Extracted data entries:
╭──

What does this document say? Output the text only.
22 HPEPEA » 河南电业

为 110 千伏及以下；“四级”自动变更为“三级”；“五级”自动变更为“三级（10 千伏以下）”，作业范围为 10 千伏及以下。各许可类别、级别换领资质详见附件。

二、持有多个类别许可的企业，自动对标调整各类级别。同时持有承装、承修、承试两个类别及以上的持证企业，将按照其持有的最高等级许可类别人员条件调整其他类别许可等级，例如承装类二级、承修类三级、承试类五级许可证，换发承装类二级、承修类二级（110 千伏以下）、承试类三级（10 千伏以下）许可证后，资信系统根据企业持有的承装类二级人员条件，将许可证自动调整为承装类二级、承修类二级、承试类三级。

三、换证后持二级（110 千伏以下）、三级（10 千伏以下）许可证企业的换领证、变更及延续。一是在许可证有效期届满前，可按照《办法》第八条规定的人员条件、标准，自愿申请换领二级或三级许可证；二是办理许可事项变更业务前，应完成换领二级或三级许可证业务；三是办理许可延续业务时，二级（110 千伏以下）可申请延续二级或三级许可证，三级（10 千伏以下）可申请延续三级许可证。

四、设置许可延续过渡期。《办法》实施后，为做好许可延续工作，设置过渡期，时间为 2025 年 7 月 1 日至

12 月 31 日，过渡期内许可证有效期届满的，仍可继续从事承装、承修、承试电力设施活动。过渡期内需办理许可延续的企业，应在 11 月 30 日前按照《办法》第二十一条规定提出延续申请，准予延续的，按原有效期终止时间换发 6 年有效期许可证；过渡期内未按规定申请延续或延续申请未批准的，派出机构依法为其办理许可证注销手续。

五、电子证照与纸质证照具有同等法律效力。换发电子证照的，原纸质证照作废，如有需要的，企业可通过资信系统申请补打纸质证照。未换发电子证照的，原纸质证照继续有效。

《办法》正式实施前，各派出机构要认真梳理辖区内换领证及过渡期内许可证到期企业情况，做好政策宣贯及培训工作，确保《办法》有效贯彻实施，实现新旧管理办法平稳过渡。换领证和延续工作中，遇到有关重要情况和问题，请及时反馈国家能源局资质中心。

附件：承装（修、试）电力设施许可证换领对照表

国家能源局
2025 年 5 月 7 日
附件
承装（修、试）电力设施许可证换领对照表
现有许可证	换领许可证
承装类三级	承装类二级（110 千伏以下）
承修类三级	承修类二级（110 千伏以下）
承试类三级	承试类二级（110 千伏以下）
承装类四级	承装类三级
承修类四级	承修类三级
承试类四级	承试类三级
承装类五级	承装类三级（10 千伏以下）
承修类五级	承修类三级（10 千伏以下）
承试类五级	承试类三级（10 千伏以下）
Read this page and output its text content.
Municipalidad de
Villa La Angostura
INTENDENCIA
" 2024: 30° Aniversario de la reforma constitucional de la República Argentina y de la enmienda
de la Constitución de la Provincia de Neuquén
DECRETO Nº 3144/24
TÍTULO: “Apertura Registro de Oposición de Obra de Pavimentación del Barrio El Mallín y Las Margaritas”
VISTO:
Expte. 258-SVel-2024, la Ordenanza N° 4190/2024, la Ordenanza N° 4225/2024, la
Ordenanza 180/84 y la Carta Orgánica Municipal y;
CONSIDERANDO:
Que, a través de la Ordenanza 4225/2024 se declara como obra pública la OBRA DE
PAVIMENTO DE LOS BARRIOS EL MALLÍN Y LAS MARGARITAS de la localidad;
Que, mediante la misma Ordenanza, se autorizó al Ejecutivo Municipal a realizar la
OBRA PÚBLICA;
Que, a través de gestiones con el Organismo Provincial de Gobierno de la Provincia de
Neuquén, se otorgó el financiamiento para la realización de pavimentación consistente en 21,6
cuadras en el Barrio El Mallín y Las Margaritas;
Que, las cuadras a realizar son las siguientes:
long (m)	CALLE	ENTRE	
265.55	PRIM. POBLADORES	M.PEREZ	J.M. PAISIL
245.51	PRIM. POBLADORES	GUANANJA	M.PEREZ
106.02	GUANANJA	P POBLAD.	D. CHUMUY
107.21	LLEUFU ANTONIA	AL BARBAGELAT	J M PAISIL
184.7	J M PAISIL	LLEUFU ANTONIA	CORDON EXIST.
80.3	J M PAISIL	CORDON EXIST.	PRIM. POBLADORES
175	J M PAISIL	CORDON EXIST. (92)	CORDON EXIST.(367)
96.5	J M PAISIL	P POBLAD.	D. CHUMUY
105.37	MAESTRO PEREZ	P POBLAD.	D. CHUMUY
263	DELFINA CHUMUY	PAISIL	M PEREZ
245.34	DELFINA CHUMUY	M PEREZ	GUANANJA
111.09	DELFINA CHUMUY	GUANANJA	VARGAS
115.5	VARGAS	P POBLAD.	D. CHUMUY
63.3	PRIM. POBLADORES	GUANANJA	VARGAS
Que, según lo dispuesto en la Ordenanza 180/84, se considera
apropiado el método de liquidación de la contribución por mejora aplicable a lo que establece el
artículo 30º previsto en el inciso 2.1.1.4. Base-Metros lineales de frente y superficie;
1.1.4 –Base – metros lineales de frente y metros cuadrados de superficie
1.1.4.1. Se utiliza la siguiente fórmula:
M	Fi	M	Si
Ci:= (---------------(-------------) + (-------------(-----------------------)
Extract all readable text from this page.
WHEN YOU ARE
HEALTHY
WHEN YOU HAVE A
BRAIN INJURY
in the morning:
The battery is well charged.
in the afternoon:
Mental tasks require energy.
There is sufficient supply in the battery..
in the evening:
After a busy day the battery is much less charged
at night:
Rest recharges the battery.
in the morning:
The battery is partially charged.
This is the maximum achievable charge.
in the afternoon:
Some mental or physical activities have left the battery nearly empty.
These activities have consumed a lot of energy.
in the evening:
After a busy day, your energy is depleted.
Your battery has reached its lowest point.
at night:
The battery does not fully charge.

╰──

# Work to do
Look over the listing above. Pick out and copy every line that includes "EXIST".

# Full output
184.7	J M PAISIL	LLEUFU ANTONIA	CORDON EXIST.
80.3	J M PAISIL	CORDON EXIST.	PRIM. POBLADORES
175	J M PAISIL	CORDON EXIST. (92)	CORDON EXIST.(367)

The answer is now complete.